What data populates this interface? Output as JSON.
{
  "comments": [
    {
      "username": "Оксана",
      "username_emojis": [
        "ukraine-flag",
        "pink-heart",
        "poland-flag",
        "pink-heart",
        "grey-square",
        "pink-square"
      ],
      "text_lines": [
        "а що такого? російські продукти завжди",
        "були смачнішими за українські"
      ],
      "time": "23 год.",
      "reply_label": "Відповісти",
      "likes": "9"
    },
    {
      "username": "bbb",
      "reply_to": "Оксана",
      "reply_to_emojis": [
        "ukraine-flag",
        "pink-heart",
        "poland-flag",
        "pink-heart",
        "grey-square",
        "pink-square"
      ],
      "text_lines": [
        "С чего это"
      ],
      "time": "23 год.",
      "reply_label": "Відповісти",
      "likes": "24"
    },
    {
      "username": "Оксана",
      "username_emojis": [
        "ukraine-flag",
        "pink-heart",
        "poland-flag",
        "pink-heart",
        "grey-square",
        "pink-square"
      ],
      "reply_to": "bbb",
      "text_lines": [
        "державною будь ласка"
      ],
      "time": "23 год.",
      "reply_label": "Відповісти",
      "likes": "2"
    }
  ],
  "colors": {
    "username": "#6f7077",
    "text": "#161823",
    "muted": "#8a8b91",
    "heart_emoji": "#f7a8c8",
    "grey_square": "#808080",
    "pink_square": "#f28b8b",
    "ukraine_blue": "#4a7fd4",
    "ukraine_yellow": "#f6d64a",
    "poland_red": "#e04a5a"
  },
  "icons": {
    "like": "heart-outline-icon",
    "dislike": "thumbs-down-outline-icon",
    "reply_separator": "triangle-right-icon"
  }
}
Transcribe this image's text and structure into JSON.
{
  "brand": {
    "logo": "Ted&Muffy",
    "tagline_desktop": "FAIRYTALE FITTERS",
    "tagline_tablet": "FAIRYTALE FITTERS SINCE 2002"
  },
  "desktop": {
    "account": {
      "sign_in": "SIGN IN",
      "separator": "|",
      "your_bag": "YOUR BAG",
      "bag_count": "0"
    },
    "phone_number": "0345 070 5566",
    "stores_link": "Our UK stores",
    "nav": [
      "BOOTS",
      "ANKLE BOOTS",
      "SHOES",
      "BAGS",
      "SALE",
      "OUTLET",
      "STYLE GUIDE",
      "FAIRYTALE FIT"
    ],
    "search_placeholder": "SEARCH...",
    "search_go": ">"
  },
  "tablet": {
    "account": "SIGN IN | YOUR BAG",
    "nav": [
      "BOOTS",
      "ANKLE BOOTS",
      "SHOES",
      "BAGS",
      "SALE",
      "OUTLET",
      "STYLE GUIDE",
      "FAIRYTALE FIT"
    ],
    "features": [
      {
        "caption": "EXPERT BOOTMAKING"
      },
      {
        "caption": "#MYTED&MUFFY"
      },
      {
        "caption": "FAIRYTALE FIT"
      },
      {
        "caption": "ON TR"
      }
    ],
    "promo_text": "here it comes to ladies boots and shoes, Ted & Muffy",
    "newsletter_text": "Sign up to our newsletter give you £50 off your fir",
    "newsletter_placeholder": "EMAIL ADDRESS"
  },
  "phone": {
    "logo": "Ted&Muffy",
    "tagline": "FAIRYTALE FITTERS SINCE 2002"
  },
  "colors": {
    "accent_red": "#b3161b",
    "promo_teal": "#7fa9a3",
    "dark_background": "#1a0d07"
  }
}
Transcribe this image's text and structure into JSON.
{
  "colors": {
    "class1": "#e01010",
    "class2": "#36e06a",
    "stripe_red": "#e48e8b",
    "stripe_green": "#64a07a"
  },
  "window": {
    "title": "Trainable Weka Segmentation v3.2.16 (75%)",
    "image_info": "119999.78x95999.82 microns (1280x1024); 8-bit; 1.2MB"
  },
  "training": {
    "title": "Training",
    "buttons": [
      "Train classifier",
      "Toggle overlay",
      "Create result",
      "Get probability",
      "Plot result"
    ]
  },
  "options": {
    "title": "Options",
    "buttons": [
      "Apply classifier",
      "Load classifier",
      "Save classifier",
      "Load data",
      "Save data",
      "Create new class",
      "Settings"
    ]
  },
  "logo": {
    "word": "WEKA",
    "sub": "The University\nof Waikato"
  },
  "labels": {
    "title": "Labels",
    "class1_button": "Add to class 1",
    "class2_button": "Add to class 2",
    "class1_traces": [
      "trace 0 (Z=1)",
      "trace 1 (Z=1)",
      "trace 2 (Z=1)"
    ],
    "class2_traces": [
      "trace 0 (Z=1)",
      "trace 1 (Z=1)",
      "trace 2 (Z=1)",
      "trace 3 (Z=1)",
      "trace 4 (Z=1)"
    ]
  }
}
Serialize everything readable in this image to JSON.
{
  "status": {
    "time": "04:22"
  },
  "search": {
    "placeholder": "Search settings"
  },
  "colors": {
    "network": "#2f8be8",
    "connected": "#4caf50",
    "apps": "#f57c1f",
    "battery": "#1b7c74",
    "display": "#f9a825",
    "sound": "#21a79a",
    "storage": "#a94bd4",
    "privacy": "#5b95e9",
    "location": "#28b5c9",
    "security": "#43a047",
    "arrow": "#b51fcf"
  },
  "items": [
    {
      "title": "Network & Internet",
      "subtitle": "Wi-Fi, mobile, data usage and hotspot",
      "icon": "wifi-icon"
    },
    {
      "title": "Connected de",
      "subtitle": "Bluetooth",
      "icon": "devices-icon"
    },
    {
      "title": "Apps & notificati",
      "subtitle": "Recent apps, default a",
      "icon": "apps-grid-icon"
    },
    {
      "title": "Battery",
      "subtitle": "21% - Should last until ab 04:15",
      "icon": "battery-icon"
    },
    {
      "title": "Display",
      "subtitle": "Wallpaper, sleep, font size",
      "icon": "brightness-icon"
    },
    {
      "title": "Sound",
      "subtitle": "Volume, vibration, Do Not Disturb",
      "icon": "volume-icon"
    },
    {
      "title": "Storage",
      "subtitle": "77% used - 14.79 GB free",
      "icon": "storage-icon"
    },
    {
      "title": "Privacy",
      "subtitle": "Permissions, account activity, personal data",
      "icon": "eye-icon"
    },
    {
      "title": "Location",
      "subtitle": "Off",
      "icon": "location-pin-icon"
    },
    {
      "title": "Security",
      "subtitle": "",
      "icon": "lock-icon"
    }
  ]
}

____

* [Description of the task] Using the records given above, list every line that includes the word "FAIRYTALE".

* [The solution]
    "tagline_desktop": "FAIRYTALE FITTERS",
    "tagline_tablet": "FAIRYTALE FITTERS SINCE 2002"
      "FAIRYTALE FIT"
      "FAIRYTALE FIT"
        "caption": "FAIRYTALE FIT"
    "tagline": "FAIRYTALE FITTERS SINCE 2002"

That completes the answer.